§ Supplied material:

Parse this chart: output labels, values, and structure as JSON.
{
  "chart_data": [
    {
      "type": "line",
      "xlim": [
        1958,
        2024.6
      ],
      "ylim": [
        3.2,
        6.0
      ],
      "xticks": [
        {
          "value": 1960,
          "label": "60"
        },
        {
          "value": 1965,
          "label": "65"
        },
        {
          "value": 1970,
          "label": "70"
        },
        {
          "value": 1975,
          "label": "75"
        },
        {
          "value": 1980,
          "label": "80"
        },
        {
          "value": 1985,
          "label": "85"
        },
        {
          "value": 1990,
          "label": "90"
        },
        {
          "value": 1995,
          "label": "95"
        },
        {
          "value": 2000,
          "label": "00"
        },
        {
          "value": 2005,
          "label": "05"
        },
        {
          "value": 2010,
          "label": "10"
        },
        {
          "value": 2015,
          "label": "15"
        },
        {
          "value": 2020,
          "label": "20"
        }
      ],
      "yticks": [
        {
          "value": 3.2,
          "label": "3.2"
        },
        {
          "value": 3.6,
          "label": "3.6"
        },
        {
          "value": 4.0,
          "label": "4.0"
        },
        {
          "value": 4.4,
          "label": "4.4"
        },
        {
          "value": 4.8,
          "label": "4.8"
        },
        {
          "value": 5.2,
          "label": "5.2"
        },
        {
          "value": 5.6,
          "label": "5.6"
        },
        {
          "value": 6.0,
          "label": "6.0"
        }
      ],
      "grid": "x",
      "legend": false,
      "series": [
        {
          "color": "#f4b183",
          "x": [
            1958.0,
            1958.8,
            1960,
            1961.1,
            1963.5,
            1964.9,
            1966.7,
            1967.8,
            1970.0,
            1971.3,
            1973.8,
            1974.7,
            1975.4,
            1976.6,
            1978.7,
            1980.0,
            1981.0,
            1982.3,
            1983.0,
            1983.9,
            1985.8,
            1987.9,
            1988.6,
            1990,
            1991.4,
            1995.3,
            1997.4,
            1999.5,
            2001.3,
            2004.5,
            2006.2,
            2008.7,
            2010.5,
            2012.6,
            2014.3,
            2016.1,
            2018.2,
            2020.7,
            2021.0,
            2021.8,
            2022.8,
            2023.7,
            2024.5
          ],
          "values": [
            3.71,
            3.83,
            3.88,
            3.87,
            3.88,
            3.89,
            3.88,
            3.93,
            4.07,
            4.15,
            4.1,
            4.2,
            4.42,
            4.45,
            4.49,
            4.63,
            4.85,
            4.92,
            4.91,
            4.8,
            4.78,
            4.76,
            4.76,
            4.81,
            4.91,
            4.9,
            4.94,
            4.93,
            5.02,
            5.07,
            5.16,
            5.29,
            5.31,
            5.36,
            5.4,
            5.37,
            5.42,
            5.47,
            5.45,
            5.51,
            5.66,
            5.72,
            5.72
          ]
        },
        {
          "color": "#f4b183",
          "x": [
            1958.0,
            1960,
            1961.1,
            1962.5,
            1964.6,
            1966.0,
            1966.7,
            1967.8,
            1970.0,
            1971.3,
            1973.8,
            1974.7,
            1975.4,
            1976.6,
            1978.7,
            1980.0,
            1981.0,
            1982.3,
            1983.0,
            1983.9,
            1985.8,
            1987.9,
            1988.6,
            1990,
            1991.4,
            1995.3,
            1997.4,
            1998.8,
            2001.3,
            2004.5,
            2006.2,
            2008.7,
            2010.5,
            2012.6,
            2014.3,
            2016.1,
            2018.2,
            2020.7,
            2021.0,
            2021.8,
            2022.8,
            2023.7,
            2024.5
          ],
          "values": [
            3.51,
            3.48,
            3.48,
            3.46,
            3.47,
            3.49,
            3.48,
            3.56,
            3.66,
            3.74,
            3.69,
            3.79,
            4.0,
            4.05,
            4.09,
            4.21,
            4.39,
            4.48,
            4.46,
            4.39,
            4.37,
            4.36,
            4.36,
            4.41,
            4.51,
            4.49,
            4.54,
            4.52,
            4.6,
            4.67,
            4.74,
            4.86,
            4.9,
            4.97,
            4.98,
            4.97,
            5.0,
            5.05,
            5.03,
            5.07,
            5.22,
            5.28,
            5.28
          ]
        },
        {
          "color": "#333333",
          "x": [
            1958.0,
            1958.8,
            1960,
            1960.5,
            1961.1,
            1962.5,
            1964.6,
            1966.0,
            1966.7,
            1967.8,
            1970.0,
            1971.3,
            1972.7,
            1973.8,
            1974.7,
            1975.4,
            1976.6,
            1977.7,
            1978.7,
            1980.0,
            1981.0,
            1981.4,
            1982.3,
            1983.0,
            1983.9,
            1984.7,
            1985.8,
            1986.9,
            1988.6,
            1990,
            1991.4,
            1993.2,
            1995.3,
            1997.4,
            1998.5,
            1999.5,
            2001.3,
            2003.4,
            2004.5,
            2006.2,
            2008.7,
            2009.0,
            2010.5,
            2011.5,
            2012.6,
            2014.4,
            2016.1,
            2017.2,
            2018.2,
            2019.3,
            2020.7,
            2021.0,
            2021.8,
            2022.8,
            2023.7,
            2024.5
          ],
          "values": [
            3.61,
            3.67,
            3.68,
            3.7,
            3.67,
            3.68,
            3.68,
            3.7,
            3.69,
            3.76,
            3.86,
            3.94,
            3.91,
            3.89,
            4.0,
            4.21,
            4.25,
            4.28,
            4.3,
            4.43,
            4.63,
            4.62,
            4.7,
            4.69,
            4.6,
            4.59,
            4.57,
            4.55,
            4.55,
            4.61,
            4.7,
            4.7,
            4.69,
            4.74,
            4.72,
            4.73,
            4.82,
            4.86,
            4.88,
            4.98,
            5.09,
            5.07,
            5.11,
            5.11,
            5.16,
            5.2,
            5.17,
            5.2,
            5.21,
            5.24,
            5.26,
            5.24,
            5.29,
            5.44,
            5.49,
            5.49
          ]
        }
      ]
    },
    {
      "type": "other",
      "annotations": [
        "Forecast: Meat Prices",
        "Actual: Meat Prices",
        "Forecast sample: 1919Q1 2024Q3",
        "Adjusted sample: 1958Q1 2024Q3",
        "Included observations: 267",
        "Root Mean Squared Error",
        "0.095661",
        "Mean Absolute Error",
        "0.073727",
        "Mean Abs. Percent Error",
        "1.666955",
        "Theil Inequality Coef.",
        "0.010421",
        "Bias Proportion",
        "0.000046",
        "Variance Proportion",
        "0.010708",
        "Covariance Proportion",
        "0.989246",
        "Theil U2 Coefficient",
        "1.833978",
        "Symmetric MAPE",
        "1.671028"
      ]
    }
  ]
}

§ Job:
In the lines above, locate the string "Meat". Copy every line where it occurs.

§ Complete response:
        "Forecast: Meat Prices",
        "Actual: Meat Prices",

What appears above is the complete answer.